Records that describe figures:
:::::

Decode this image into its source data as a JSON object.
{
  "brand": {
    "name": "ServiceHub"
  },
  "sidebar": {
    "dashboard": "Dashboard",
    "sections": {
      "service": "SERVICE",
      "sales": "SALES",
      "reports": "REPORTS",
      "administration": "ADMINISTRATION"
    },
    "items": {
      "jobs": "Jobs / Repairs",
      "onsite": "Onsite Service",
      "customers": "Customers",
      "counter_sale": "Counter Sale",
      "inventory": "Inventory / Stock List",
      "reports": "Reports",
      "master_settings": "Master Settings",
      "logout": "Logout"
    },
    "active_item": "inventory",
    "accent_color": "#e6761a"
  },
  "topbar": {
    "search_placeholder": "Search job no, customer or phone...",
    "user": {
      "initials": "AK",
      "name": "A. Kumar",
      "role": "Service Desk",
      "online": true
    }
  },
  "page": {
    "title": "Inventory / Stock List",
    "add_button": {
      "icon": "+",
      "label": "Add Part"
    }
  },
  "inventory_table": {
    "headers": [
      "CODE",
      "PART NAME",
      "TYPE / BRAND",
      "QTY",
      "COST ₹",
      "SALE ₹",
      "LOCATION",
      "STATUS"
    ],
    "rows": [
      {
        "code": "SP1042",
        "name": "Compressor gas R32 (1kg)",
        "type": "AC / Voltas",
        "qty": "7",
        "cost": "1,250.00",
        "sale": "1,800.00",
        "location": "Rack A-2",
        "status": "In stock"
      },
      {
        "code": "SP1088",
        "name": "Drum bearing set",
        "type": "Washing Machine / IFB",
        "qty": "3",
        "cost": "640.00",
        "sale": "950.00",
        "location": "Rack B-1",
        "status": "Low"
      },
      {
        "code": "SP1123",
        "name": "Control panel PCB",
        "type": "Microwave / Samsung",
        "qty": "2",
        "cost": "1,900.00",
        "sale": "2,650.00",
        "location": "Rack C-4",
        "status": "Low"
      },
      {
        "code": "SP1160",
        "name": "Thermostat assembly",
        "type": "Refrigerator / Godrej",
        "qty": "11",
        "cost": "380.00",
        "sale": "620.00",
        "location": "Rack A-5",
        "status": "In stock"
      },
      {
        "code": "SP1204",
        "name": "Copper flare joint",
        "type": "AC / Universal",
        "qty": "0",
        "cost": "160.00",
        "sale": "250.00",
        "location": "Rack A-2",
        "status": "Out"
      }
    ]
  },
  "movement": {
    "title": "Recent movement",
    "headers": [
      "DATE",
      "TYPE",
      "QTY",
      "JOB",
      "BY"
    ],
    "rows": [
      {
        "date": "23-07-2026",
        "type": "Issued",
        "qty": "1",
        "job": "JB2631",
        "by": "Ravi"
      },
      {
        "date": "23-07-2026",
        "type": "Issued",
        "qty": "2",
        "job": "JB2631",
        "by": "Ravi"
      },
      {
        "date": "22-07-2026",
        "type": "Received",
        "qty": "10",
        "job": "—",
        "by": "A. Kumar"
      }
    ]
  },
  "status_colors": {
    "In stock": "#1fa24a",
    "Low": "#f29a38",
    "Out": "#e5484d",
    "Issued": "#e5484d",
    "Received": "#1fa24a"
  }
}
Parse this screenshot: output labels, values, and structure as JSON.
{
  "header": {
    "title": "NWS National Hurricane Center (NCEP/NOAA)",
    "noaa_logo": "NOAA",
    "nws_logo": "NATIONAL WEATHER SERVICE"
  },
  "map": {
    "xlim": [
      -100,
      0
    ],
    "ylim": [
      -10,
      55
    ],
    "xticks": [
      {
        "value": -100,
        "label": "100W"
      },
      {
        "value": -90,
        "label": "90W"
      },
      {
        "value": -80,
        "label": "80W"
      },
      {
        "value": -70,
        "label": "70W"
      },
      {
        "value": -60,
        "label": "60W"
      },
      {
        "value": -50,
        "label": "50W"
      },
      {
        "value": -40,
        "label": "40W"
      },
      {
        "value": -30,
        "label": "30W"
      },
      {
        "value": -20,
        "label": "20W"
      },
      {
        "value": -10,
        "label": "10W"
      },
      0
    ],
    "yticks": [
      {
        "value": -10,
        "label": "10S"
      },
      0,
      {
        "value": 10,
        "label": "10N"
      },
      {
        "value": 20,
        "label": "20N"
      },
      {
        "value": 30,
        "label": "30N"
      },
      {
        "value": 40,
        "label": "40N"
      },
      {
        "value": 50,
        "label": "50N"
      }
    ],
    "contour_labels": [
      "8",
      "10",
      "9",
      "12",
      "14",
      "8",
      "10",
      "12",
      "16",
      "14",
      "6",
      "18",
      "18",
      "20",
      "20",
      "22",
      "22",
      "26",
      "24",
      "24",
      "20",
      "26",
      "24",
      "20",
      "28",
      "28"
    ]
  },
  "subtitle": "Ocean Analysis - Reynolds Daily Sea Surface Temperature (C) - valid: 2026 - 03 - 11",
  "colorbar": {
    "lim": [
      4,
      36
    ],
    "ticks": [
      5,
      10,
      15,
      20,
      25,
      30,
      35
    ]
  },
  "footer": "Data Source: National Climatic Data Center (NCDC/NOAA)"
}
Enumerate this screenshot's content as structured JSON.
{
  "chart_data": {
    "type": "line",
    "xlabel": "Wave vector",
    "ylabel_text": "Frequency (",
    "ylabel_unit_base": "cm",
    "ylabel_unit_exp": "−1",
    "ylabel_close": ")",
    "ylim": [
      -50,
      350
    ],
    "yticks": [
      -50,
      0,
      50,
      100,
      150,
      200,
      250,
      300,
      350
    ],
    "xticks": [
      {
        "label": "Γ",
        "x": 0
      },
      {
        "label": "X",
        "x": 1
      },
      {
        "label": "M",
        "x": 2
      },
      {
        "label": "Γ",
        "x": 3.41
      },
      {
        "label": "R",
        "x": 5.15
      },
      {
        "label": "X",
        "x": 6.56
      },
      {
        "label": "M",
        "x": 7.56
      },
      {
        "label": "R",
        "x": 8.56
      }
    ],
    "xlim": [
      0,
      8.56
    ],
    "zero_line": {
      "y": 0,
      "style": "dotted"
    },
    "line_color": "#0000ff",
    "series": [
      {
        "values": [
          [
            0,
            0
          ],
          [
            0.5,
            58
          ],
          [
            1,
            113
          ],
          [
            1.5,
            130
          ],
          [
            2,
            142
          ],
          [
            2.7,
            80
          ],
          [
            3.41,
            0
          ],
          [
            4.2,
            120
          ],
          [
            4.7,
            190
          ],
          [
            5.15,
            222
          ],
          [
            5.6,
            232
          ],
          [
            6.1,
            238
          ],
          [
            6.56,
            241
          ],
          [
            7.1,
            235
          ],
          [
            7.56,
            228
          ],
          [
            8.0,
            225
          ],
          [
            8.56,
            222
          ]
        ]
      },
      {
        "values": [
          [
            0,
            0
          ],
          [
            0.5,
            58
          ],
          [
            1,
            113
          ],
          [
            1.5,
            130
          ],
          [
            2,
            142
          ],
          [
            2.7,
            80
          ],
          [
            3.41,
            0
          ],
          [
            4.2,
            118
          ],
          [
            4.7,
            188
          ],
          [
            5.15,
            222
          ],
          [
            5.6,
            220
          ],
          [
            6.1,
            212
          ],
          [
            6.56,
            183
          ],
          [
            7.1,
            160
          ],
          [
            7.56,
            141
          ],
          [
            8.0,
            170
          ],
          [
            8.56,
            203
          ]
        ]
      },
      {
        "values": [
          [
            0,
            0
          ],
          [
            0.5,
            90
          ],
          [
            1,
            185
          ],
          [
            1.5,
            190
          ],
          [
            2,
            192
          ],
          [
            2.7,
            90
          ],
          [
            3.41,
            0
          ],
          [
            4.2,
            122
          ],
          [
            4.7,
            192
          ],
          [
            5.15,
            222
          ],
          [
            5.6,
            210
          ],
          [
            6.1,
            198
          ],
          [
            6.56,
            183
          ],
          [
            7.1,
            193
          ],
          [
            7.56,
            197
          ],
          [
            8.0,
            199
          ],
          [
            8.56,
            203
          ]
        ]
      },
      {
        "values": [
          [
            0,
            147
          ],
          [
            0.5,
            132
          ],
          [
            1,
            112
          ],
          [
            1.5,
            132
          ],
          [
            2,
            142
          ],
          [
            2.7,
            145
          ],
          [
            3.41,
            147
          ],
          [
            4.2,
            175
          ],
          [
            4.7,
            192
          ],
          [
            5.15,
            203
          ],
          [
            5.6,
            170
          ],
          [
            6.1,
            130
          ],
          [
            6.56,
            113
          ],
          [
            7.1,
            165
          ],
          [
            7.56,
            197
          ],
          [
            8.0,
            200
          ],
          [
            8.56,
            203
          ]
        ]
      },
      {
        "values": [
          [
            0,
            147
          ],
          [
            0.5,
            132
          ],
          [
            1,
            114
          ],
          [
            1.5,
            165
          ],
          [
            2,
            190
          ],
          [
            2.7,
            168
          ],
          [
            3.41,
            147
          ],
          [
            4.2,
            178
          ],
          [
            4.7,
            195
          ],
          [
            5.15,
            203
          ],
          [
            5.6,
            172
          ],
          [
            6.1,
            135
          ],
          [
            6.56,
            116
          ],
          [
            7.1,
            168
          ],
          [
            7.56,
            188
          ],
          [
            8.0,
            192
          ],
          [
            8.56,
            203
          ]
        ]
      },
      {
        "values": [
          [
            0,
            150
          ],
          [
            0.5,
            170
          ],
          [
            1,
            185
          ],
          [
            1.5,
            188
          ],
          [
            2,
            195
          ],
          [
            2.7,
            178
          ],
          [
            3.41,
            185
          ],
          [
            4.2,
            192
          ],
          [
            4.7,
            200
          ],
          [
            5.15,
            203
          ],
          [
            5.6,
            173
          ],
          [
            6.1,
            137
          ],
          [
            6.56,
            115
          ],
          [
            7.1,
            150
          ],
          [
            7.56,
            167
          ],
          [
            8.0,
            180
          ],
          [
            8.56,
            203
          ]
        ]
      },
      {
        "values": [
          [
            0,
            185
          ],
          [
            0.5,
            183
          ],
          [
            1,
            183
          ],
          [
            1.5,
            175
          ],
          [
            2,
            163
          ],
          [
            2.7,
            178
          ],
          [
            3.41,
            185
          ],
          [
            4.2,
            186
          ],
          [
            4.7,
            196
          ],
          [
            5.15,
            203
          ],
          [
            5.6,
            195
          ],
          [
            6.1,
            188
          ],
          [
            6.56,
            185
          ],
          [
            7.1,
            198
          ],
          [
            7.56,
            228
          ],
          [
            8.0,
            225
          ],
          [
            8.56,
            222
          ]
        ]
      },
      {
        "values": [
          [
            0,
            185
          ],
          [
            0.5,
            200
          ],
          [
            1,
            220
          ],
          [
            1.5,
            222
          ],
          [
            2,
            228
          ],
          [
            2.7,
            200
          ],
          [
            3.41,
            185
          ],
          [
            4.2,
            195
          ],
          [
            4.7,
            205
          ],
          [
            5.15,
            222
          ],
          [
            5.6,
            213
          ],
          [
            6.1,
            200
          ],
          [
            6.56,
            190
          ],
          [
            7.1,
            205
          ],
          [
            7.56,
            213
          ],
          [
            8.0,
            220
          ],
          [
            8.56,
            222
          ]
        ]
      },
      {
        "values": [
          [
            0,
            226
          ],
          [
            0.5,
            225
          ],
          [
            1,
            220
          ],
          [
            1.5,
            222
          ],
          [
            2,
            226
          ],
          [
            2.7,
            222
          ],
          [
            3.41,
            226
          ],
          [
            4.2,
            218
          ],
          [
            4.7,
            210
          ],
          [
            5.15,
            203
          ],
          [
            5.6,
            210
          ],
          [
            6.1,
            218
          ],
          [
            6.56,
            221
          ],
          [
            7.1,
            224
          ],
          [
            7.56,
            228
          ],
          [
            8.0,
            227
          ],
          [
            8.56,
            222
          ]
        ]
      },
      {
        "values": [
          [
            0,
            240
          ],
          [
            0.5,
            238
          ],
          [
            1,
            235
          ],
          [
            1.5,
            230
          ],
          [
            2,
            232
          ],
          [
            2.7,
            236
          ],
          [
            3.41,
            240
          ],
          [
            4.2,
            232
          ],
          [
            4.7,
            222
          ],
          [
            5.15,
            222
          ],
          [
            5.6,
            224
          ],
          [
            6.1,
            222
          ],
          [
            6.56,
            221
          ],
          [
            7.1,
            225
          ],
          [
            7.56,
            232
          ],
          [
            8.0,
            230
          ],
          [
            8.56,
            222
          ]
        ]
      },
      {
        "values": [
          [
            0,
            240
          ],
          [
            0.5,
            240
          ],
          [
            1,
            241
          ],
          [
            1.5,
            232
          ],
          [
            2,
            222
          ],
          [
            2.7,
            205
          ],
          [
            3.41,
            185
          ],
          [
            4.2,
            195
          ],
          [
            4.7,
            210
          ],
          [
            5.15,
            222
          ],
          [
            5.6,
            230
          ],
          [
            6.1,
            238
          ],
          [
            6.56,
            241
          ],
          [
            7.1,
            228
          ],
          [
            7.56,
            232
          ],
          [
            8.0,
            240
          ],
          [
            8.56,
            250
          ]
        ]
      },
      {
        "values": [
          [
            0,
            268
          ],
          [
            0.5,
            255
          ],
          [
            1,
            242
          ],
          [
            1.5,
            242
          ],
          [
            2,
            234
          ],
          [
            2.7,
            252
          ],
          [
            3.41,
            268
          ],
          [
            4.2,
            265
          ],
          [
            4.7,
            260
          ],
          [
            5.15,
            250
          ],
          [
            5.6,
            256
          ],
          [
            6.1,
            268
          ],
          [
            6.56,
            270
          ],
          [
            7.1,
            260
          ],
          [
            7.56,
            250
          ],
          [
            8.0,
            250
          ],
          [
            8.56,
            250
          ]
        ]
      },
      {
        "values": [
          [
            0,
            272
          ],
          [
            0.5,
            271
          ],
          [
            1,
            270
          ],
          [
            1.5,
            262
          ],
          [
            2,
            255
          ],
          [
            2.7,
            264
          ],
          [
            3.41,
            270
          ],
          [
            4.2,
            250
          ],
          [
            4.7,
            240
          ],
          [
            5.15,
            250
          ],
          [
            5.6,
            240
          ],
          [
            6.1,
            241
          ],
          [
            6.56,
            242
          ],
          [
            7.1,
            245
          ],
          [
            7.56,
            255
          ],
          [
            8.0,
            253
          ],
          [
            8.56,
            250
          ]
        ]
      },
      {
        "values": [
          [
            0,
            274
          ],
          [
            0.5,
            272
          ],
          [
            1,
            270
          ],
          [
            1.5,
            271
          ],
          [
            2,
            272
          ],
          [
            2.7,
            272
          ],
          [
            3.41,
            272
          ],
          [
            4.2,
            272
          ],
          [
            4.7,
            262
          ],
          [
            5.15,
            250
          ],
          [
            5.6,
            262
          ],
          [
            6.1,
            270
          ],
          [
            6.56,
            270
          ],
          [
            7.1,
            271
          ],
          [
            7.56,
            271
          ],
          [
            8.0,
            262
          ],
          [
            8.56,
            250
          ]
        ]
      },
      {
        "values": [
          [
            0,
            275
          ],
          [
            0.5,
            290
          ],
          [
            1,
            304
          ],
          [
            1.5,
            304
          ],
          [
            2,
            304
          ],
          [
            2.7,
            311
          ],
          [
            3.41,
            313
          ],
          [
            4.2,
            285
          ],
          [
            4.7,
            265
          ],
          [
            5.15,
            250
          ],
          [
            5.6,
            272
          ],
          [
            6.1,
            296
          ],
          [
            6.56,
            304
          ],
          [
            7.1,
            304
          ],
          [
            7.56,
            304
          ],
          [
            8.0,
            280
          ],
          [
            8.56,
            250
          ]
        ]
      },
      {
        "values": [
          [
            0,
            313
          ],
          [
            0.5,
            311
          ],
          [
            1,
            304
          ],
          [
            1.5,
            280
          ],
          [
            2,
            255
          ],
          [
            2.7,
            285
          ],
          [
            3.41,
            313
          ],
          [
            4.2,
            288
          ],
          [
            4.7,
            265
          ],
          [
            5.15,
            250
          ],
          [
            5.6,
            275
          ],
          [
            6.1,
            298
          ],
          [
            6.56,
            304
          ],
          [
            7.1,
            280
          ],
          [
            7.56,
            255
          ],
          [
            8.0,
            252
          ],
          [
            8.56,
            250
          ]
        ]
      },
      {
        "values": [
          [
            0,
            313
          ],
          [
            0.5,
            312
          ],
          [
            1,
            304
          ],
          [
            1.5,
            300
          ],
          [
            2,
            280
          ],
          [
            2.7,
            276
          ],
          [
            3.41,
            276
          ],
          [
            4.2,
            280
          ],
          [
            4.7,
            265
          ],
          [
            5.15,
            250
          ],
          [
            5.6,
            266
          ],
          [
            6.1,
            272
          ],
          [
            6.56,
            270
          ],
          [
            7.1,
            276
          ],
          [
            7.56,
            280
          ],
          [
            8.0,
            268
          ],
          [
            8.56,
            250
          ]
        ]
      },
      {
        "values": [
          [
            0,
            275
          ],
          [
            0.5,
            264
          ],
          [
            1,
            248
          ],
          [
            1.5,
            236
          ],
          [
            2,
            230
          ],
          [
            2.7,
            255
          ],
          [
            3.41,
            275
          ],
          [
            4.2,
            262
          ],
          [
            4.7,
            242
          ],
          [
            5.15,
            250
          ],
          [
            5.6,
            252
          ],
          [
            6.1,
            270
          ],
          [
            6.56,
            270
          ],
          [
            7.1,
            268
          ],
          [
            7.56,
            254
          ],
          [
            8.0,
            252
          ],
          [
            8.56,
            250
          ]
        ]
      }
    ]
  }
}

:::::

> **TASK TO COMPLETE**: Give the number of lines in the records above that contain the word "List". Reply with that number alone.

> **RESULT**: 2